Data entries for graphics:

^^^^^^^^^^^^^^^^

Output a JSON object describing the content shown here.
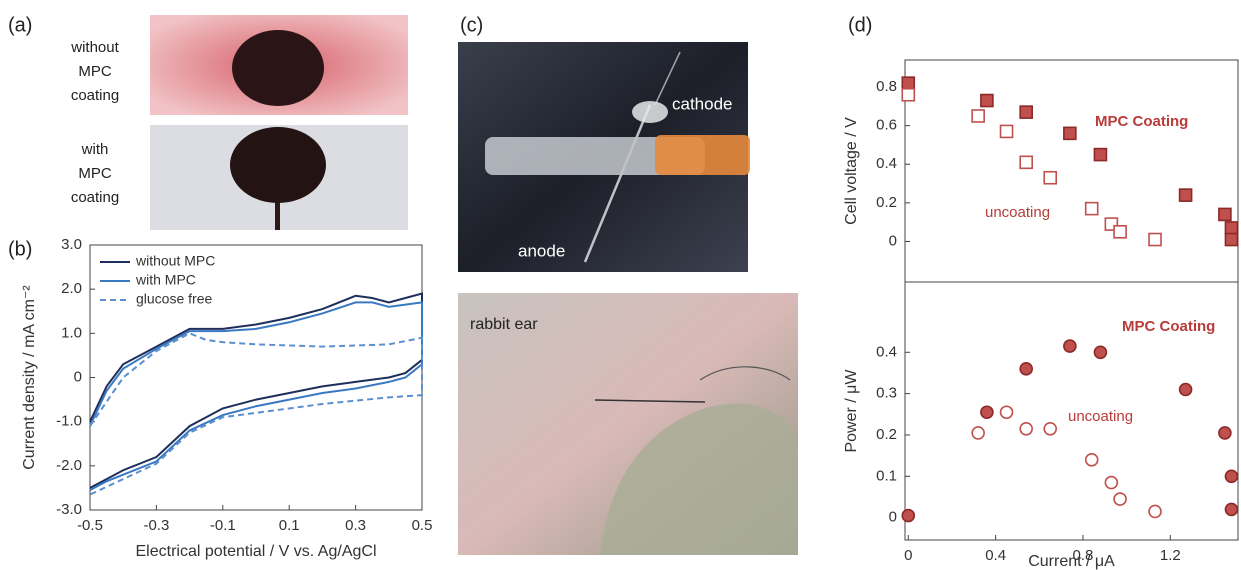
{
  "panel_labels": [
    "(a)",
    "(b)",
    "(c)",
    "(d)"
  ],
  "photo_a": {
    "top_caption": [
      "without",
      "MPC",
      "coating"
    ],
    "bottom_caption": [
      "with",
      "MPC",
      "coating"
    ]
  },
  "photo_c": {
    "cathode": "cathode",
    "anode": "anode",
    "rabbit_ear": "rabbit ear"
  },
  "chart_data": [
    {
      "type": "line",
      "xlabel": "Electrical potential / V vs. Ag/AgCl",
      "ylabel": "Current density / mA cm⁻²",
      "xlim": [
        -0.5,
        0.5
      ],
      "ylim": [
        -3,
        3
      ],
      "xticks": [
        -0.5,
        -0.3,
        -0.1,
        0.1,
        0.3,
        0.5
      ],
      "yticks": [
        {
          "value": 3,
          "label": "3.0"
        },
        {
          "value": 2,
          "label": "2.0"
        },
        {
          "value": 1,
          "label": "1.0"
        },
        0,
        {
          "value": -1,
          "label": "-1.0"
        },
        {
          "value": -2,
          "label": "-2.0"
        },
        {
          "value": -3,
          "label": "-3.0"
        }
      ],
      "legend": "upper left",
      "series": [
        {
          "name": "without MPC",
          "color": "#1f2f5c",
          "dashed": false,
          "x": [
            -0.5,
            -0.45,
            -0.4,
            -0.3,
            -0.2,
            -0.1,
            0,
            0.1,
            0.2,
            0.3,
            0.35,
            0.4,
            0.45,
            0.5,
            0.5,
            0.45,
            0.4,
            0.3,
            0.2,
            0.1,
            0,
            -0.1,
            -0.2,
            -0.3,
            -0.35,
            -0.4,
            -0.45,
            -0.5
          ],
          "values": [
            -1.0,
            -0.2,
            0.3,
            0.7,
            1.1,
            1.1,
            1.2,
            1.35,
            1.55,
            1.85,
            1.8,
            1.7,
            1.8,
            1.9,
            0.4,
            0.1,
            0.0,
            -0.1,
            -0.2,
            -0.35,
            -0.5,
            -0.7,
            -1.1,
            -1.8,
            -1.95,
            -2.1,
            -2.3,
            -2.5
          ]
        },
        {
          "name": "with MPC",
          "color": "#3a78c2",
          "dashed": false,
          "x": [
            -0.5,
            -0.45,
            -0.4,
            -0.3,
            -0.2,
            -0.1,
            0,
            0.1,
            0.2,
            0.3,
            0.35,
            0.4,
            0.45,
            0.5,
            0.5,
            0.45,
            0.4,
            0.3,
            0.2,
            0.1,
            0,
            -0.1,
            -0.2,
            -0.3,
            -0.4,
            -0.45,
            -0.5
          ],
          "values": [
            -1.1,
            -0.3,
            0.2,
            0.65,
            1.05,
            1.05,
            1.1,
            1.25,
            1.45,
            1.7,
            1.7,
            1.6,
            1.65,
            1.7,
            0.3,
            0.0,
            -0.1,
            -0.25,
            -0.35,
            -0.5,
            -0.65,
            -0.85,
            -1.2,
            -1.9,
            -2.2,
            -2.35,
            -2.55
          ]
        },
        {
          "name": "glucose free",
          "color": "#5b8fd0",
          "dashed": true,
          "x": [
            -0.5,
            -0.4,
            -0.3,
            -0.2,
            -0.15,
            -0.1,
            0,
            0.2,
            0.4,
            0.5,
            0.5,
            0.4,
            0.2,
            0,
            -0.1,
            -0.2,
            -0.3,
            -0.4,
            -0.5
          ],
          "values": [
            -1.1,
            0.0,
            0.6,
            1.0,
            0.85,
            0.8,
            0.75,
            0.7,
            0.75,
            0.9,
            -0.4,
            -0.45,
            -0.6,
            -0.8,
            -0.9,
            -1.25,
            -1.95,
            -2.3,
            -2.65
          ]
        }
      ]
    },
    {
      "type": "scatter",
      "marker": "square",
      "ylabel": "Cell voltage / V",
      "xlim": [
        -0.015,
        1.51
      ],
      "ylim": [
        -0.21,
        0.94
      ],
      "yticks": [
        0,
        0.2,
        0.4,
        0.6,
        0.8
      ],
      "annotations": [
        "MPC Coating",
        "uncoating"
      ],
      "series": [
        {
          "name": "MPC Coating",
          "color": "#c0504d",
          "filled": true,
          "x": [
            0,
            0.36,
            0.54,
            0.74,
            0.88,
            1.27,
            1.45,
            1.48,
            1.48
          ],
          "values": [
            0.82,
            0.73,
            0.67,
            0.56,
            0.45,
            0.24,
            0.14,
            0.07,
            0.01
          ]
        },
        {
          "name": "uncoating",
          "color": "#c0504d",
          "filled": false,
          "x": [
            0,
            0.32,
            0.45,
            0.54,
            0.65,
            0.84,
            0.93,
            0.97,
            1.13
          ],
          "values": [
            0.76,
            0.65,
            0.57,
            0.41,
            0.33,
            0.17,
            0.09,
            0.05,
            0.01
          ]
        }
      ]
    },
    {
      "type": "scatter",
      "marker": "circle",
      "ylabel": "Power / μW",
      "xlabel": "Current / μA",
      "xlim": [
        -0.015,
        1.51
      ],
      "ylim": [
        -0.054,
        0.57
      ],
      "xticks": [
        0,
        0.4,
        0.8,
        1.2
      ],
      "yticks": [
        0,
        0.1,
        0.2,
        0.3,
        0.4
      ],
      "annotations": [
        "MPC Coating",
        "uncoating"
      ],
      "series": [
        {
          "name": "MPC Coating",
          "color": "#c0504d",
          "filled": true,
          "x": [
            0,
            0.36,
            0.54,
            0.74,
            0.88,
            1.27,
            1.45,
            1.48,
            1.48
          ],
          "values": [
            0.005,
            0.255,
            0.36,
            0.415,
            0.4,
            0.31,
            0.205,
            0.1,
            0.02
          ]
        },
        {
          "name": "uncoating",
          "color": "#c0504d",
          "filled": false,
          "x": [
            0.32,
            0.45,
            0.54,
            0.65,
            0.84,
            0.93,
            0.97,
            1.13
          ],
          "values": [
            0.205,
            0.255,
            0.215,
            0.215,
            0.14,
            0.085,
            0.045,
            0.015
          ]
        }
      ]
    }
  ]
}
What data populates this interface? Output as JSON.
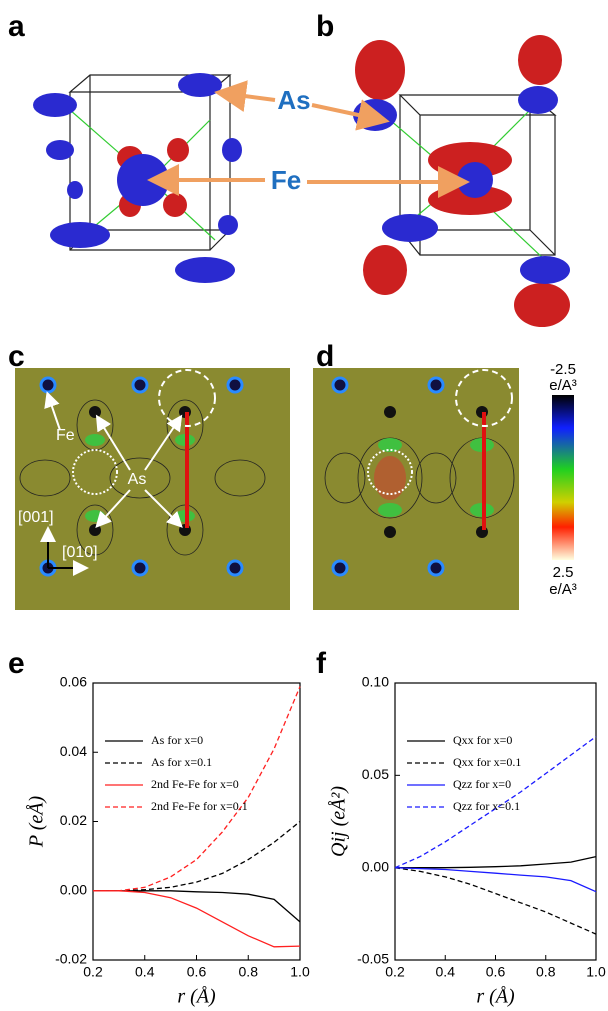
{
  "figure": {
    "panel_labels": [
      "a",
      "b",
      "c",
      "d",
      "e",
      "f"
    ],
    "atom_labels": {
      "as": "As",
      "fe": "Fe"
    },
    "map_labels": {
      "fe": "Fe",
      "as": "As",
      "dir1": "[001]",
      "dir2": "[010]"
    },
    "colorbar": {
      "top": "-2.5",
      "top_unit": "e/A³",
      "bottom": "2.5",
      "bottom_unit": "e/A³"
    }
  },
  "chart_data": [
    {
      "type": "line",
      "xlabel": "r (Å)",
      "ylabel": "P (eÅ)",
      "x": [
        0.2,
        0.3,
        0.4,
        0.5,
        0.6,
        0.7,
        0.8,
        0.9,
        1.0
      ],
      "xlim": [
        0.2,
        1.0
      ],
      "xticks": [
        0.2,
        0.4,
        0.6,
        0.8,
        {
          "value": 1,
          "label": "1.0"
        }
      ],
      "ylim": [
        -0.02,
        0.06
      ],
      "yticks": [
        -0.02,
        {
          "value": 0,
          "label": "0.00"
        },
        0.02,
        0.04,
        0.06
      ],
      "legend": "upper left",
      "series": [
        {
          "name": "As for x=0",
          "color": "#000000",
          "dash": false,
          "values": [
            0,
            0,
            0,
            0,
            -0.0003,
            -0.0005,
            -0.001,
            -0.0025,
            -0.009
          ]
        },
        {
          "name": "As for x=0.1",
          "color": "#000000",
          "dash": true,
          "values": [
            0,
            0,
            0.0003,
            0.001,
            0.0025,
            0.005,
            0.009,
            0.014,
            0.02
          ]
        },
        {
          "name": "2nd Fe-Fe for x=0",
          "color": "#ff2020",
          "dash": false,
          "values": [
            0,
            0,
            -0.0005,
            -0.002,
            -0.005,
            -0.009,
            -0.013,
            -0.0162,
            -0.016
          ]
        },
        {
          "name": "2nd Fe-Fe for x=0.1",
          "color": "#ff2020",
          "dash": true,
          "values": [
            0,
            0,
            0.001,
            0.004,
            0.009,
            0.017,
            0.027,
            0.041,
            0.059
          ]
        }
      ]
    },
    {
      "type": "line",
      "xlabel": "r (Å)",
      "ylabel": "Qij (eÅ²)",
      "x": [
        0.2,
        0.3,
        0.4,
        0.5,
        0.6,
        0.7,
        0.8,
        0.9,
        1.0
      ],
      "xlim": [
        0.2,
        1.0
      ],
      "xticks": [
        0.2,
        0.4,
        0.6,
        0.8,
        {
          "value": 1,
          "label": "1.0"
        }
      ],
      "ylim": [
        -0.05,
        0.1
      ],
      "yticks": [
        -0.05,
        {
          "value": 0,
          "label": "0.00"
        },
        0.05,
        {
          "value": 0.1,
          "label": "0.10"
        }
      ],
      "legend": "upper left",
      "series": [
        {
          "name": "Qxx for x=0",
          "color": "#000000",
          "dash": false,
          "values": [
            0,
            0,
            0,
            0.0002,
            0.0005,
            0.001,
            0.002,
            0.003,
            0.006
          ]
        },
        {
          "name": "Qxx for x=0.1",
          "color": "#000000",
          "dash": true,
          "values": [
            0,
            -0.002,
            -0.005,
            -0.009,
            -0.014,
            -0.019,
            -0.024,
            -0.03,
            -0.036
          ]
        },
        {
          "name": "Qzz for x=0",
          "color": "#1a1aff",
          "dash": false,
          "values": [
            0,
            -0.0005,
            -0.001,
            -0.002,
            -0.003,
            -0.004,
            -0.005,
            -0.007,
            -0.013
          ]
        },
        {
          "name": "Qzz for x=0.1",
          "color": "#1a1aff",
          "dash": true,
          "values": [
            0,
            0.006,
            0.014,
            0.023,
            0.032,
            0.041,
            0.051,
            0.061,
            0.071
          ]
        }
      ]
    }
  ]
}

^^^^^^^^^^^^^^^^

§ **Exercise prompt**
Going through the lines above one by one, tally those with the word "ylabel" and give only the total.

§ **Response to the exercise**
5